* [Task statement] From the entries below, gather each line containing the word "name".

(Figure content listings)
************
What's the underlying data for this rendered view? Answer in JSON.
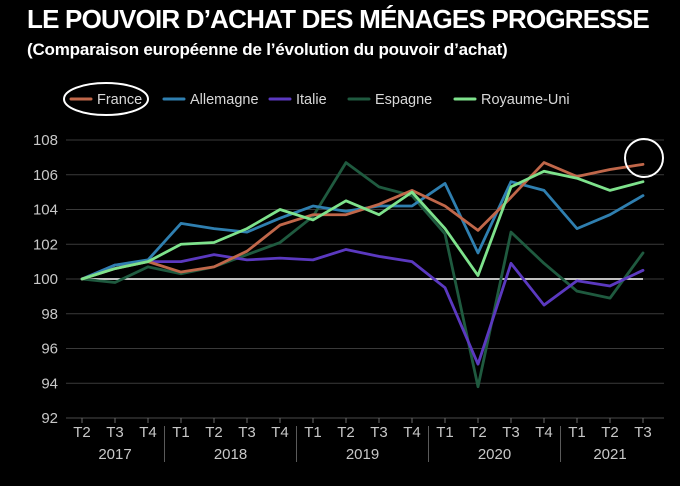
{
  "chart_data": {
    "type": "line",
    "title": "LE POUVOIR D’ACHAT DES MÉNAGES PROGRESSE",
    "subtitle": "(Comparaison européenne de l’évolution du pouvoir d’achat)",
    "xlabel": "",
    "ylabel": "",
    "ylim": [
      92,
      108
    ],
    "yticks": [
      92,
      94,
      96,
      98,
      100,
      102,
      104,
      106,
      108
    ],
    "quarters": [
      "T2",
      "T3",
      "T4",
      "T1",
      "T2",
      "T3",
      "T4",
      "T1",
      "T2",
      "T3",
      "T4",
      "T1",
      "T2",
      "T3",
      "T4",
      "T1",
      "T2",
      "T3"
    ],
    "years": [
      {
        "label": "2017",
        "start": 0,
        "end": 2
      },
      {
        "label": "2018",
        "start": 3,
        "end": 6
      },
      {
        "label": "2019",
        "start": 7,
        "end": 10
      },
      {
        "label": "2020",
        "start": 11,
        "end": 14
      },
      {
        "label": "2021",
        "start": 15,
        "end": 17
      }
    ],
    "baseline": 100,
    "grid": true,
    "legend_position": "top",
    "highlight_marks": [
      "legend-france",
      "france-end"
    ],
    "series": [
      {
        "name": "France",
        "color": "#c0674a",
        "values": [
          100,
          100.6,
          101.0,
          100.4,
          100.7,
          101.6,
          103.1,
          103.7,
          103.7,
          104.3,
          105.1,
          104.2,
          102.8,
          104.7,
          106.7,
          105.9,
          106.3,
          106.6
        ]
      },
      {
        "name": "Allemagne",
        "color": "#2f7fb0",
        "values": [
          100,
          100.8,
          101.1,
          103.2,
          102.9,
          102.7,
          103.5,
          104.2,
          103.9,
          104.2,
          104.2,
          105.5,
          101.5,
          105.6,
          105.1,
          102.9,
          103.7,
          104.8
        ]
      },
      {
        "name": "Italie",
        "color": "#5b39c0",
        "values": [
          100,
          100.8,
          101.0,
          101.0,
          101.4,
          101.1,
          101.2,
          101.1,
          101.7,
          101.3,
          101.0,
          99.5,
          95.1,
          100.9,
          98.5,
          99.9,
          99.6,
          100.5
        ]
      },
      {
        "name": "Espagne",
        "color": "#1f5a3f",
        "values": [
          100,
          99.8,
          100.7,
          100.3,
          100.7,
          101.4,
          102.1,
          103.6,
          106.7,
          105.3,
          104.8,
          102.6,
          93.8,
          102.7,
          100.9,
          99.3,
          98.9,
          101.5
        ]
      },
      {
        "name": "Royaume-Uni",
        "color": "#7ee28c",
        "values": [
          100,
          100.6,
          101.0,
          102.0,
          102.1,
          102.9,
          104.0,
          103.4,
          104.5,
          103.7,
          105.0,
          102.9,
          100.2,
          105.3,
          106.2,
          105.8,
          105.1,
          105.6
        ]
      }
    ]
  }
}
************
* [Problem solution]
        "name": "France",
        "name": "Allemagne",
        "name": "Italie",
        "name": "Espagne",
        "name": "Royaume-Uni",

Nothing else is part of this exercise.